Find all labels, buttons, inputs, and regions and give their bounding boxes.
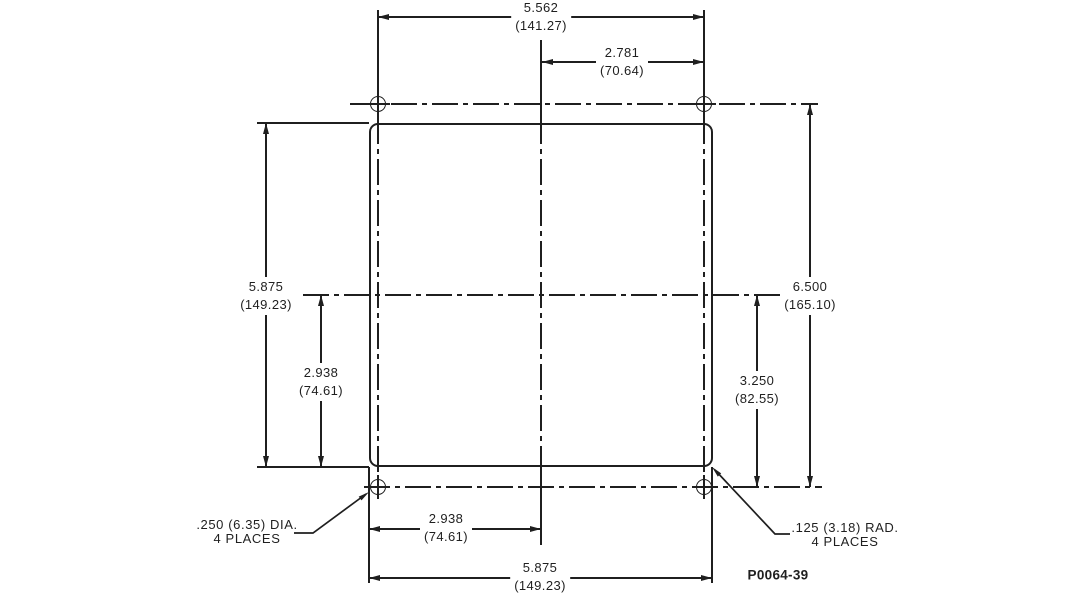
dim-left-height-mm: (149.23) xyxy=(240,296,292,314)
arrow-right-half-bottom xyxy=(754,476,760,487)
arrow-right-height-top xyxy=(807,104,813,115)
note-radius-line1: .125 (3.18) RAD. xyxy=(791,521,898,535)
dim-text-top-width: 5.562 (141.27) xyxy=(511,0,571,36)
dim-top-half-mm: (70.64) xyxy=(600,62,644,80)
dim-text-bottom-half: 2.938 (74.61) xyxy=(420,509,472,547)
part-number: P0064-39 xyxy=(748,568,809,583)
dim-right-height-mm: (165.10) xyxy=(784,296,836,314)
arrow-left-half-top xyxy=(318,295,324,306)
extension-line-bottom-left xyxy=(257,466,369,468)
dim-text-bottom-width: 5.875 (149.23) xyxy=(510,558,570,596)
arrow-right-half-top xyxy=(754,295,760,306)
dim-text-left-height: 5.875 (149.23) xyxy=(236,277,296,315)
dim-top-half-in: 2.781 xyxy=(600,44,644,62)
dim-top-width-in: 5.562 xyxy=(515,0,567,17)
arrow-right-height-bottom xyxy=(807,476,813,487)
mounting-hole-bottom-right xyxy=(696,479,712,495)
dim-right-half-in: 3.250 xyxy=(735,372,779,390)
extension-line-bottom-center xyxy=(540,467,542,545)
dim-left-height-in: 5.875 xyxy=(240,278,292,296)
note-hole-diameter: .250 (6.35) DIA. 4 PLACES xyxy=(196,518,297,546)
dim-right-half-mm: (82.55) xyxy=(735,390,779,408)
dim-bottom-half-in: 2.938 xyxy=(424,510,468,528)
note-hole-line1: .250 (6.35) DIA. xyxy=(196,518,297,532)
mounting-hole-top-left xyxy=(370,96,386,112)
arrow-left-half-bottom xyxy=(318,456,324,467)
dim-bottom-width-in: 5.875 xyxy=(514,559,566,577)
arrow-bottom-half-right xyxy=(530,526,541,532)
arrow-top-width-left xyxy=(378,14,389,20)
centerline-vertical-middle xyxy=(540,118,542,467)
arrow-top-width-right xyxy=(693,14,704,20)
arrow-top-half-left xyxy=(542,59,553,65)
centerline-top-holes-row xyxy=(350,103,818,105)
dim-top-width-mm: (141.27) xyxy=(515,17,567,35)
arrow-top-half-right xyxy=(693,59,704,65)
arrow-bottom-half-left xyxy=(369,526,380,532)
extension-line-top-center xyxy=(540,40,542,118)
note-hole-line2: 4 PLACES xyxy=(196,532,297,546)
dim-text-top-half: 2.781 (70.64) xyxy=(596,43,648,81)
mounting-hole-bottom-left xyxy=(370,479,386,495)
dim-left-half-in: 2.938 xyxy=(299,364,343,382)
dim-left-half-mm: (74.61) xyxy=(299,382,343,400)
arrow-left-height-bottom xyxy=(263,456,269,467)
extension-line-top-left xyxy=(257,122,369,124)
note-radius-line2: 4 PLACES xyxy=(791,535,898,549)
mounting-hole-top-right xyxy=(696,96,712,112)
note-corner-radius: .125 (3.18) RAD. 4 PLACES xyxy=(791,521,898,549)
dim-text-left-half: 2.938 (74.61) xyxy=(295,363,347,401)
centerline-left-hole-column xyxy=(377,118,379,496)
dim-right-height-in: 6.500 xyxy=(784,278,836,296)
dim-text-right-half: 3.250 (82.55) xyxy=(731,371,783,409)
arrow-left-height-top xyxy=(263,123,269,134)
dim-text-right-height: 6.500 (165.10) xyxy=(780,277,840,315)
dim-bottom-half-mm: (74.61) xyxy=(424,528,468,546)
arrow-bottom-width-left xyxy=(369,575,380,581)
technical-drawing-canvas: 5.562 (141.27) 2.781 (70.64) 5.875 (149.… xyxy=(0,0,1084,600)
centerline-right-hole-column xyxy=(703,118,705,496)
dim-bottom-width-mm: (149.23) xyxy=(514,577,566,595)
arrow-bottom-width-right xyxy=(701,575,712,581)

> WHAT IS REQUIRED
Copy all of the material above line for line, leaving out the pictures.

> OUTPUT BELOW
Find all labels, buttons, inputs, and regions and give their bounding boxes.
dim-left-height-mm: (149.23) xyxy=(240,296,292,314)
arrow-right-half-bottom xyxy=(754,476,760,487)
arrow-right-height-top xyxy=(807,104,813,115)
note-radius-line1: .125 (3.18) RAD. xyxy=(791,521,898,535)
dim-text-top-width: 5.562 (141.27) xyxy=(511,0,571,36)
dim-top-half-mm: (70.64) xyxy=(600,62,644,80)
dim-text-bottom-half: 2.938 (74.61) xyxy=(420,509,472,547)
part-number: P0064-39 xyxy=(748,568,809,583)
dim-right-height-mm: (165.10) xyxy=(784,296,836,314)
arrow-left-half-top xyxy=(318,295,324,306)
extension-line-bottom-left xyxy=(257,466,369,468)
dim-text-bottom-width: 5.875 (149.23) xyxy=(510,558,570,596)
arrow-right-half-top xyxy=(754,295,760,306)
dim-text-left-height: 5.875 (149.23) xyxy=(236,277,296,315)
dim-top-half-in: 2.781 xyxy=(600,44,644,62)
dim-top-width-in: 5.562 xyxy=(515,0,567,17)
arrow-right-height-bottom xyxy=(807,476,813,487)
mounting-hole-bottom-right xyxy=(696,479,712,495)
dim-right-half-in: 3.250 xyxy=(735,372,779,390)
extension-line-bottom-center xyxy=(540,467,542,545)
dim-left-height-in: 5.875 xyxy=(240,278,292,296)
note-hole-diameter: .250 (6.35) DIA. 4 PLACES xyxy=(196,518,297,546)
dim-right-half-mm: (82.55) xyxy=(735,390,779,408)
dim-bottom-half-in: 2.938 xyxy=(424,510,468,528)
note-hole-line1: .250 (6.35) DIA. xyxy=(196,518,297,532)
mounting-hole-top-left xyxy=(370,96,386,112)
arrow-left-half-bottom xyxy=(318,456,324,467)
dim-bottom-width-in: 5.875 xyxy=(514,559,566,577)
arrow-bottom-half-right xyxy=(530,526,541,532)
arrow-top-width-left xyxy=(378,14,389,20)
centerline-vertical-middle xyxy=(540,118,542,467)
arrow-top-width-right xyxy=(693,14,704,20)
arrow-top-half-left xyxy=(542,59,553,65)
centerline-top-holes-row xyxy=(350,103,818,105)
dim-top-width-mm: (141.27) xyxy=(515,17,567,35)
arrow-top-half-right xyxy=(693,59,704,65)
arrow-bottom-half-left xyxy=(369,526,380,532)
extension-line-top-center xyxy=(540,40,542,118)
note-hole-line2: 4 PLACES xyxy=(196,532,297,546)
dim-text-top-half: 2.781 (70.64) xyxy=(596,43,648,81)
mounting-hole-bottom-left xyxy=(370,479,386,495)
dim-left-half-in: 2.938 xyxy=(299,364,343,382)
dim-left-half-mm: (74.61) xyxy=(299,382,343,400)
arrow-left-height-bottom xyxy=(263,456,269,467)
extension-line-top-left xyxy=(257,122,369,124)
note-radius-line2: 4 PLACES xyxy=(791,535,898,549)
mounting-hole-top-right xyxy=(696,96,712,112)
note-corner-radius: .125 (3.18) RAD. 4 PLACES xyxy=(791,521,898,549)
dim-text-left-half: 2.938 (74.61) xyxy=(295,363,347,401)
centerline-left-hole-column xyxy=(377,118,379,496)
dim-right-height-in: 6.500 xyxy=(784,278,836,296)
dim-text-right-half: 3.250 (82.55) xyxy=(731,371,783,409)
arrow-left-height-top xyxy=(263,123,269,134)
dim-text-right-height: 6.500 (165.10) xyxy=(780,277,840,315)
dim-bottom-half-mm: (74.61) xyxy=(424,528,468,546)
arrow-bottom-width-left xyxy=(369,575,380,581)
technical-drawing-canvas: 5.562 (141.27) 2.781 (70.64) 5.875 (149.… xyxy=(0,0,1084,600)
centerline-right-hole-column xyxy=(703,118,705,496)
dim-bottom-width-mm: (149.23) xyxy=(514,577,566,595)
arrow-bottom-width-right xyxy=(701,575,712,581)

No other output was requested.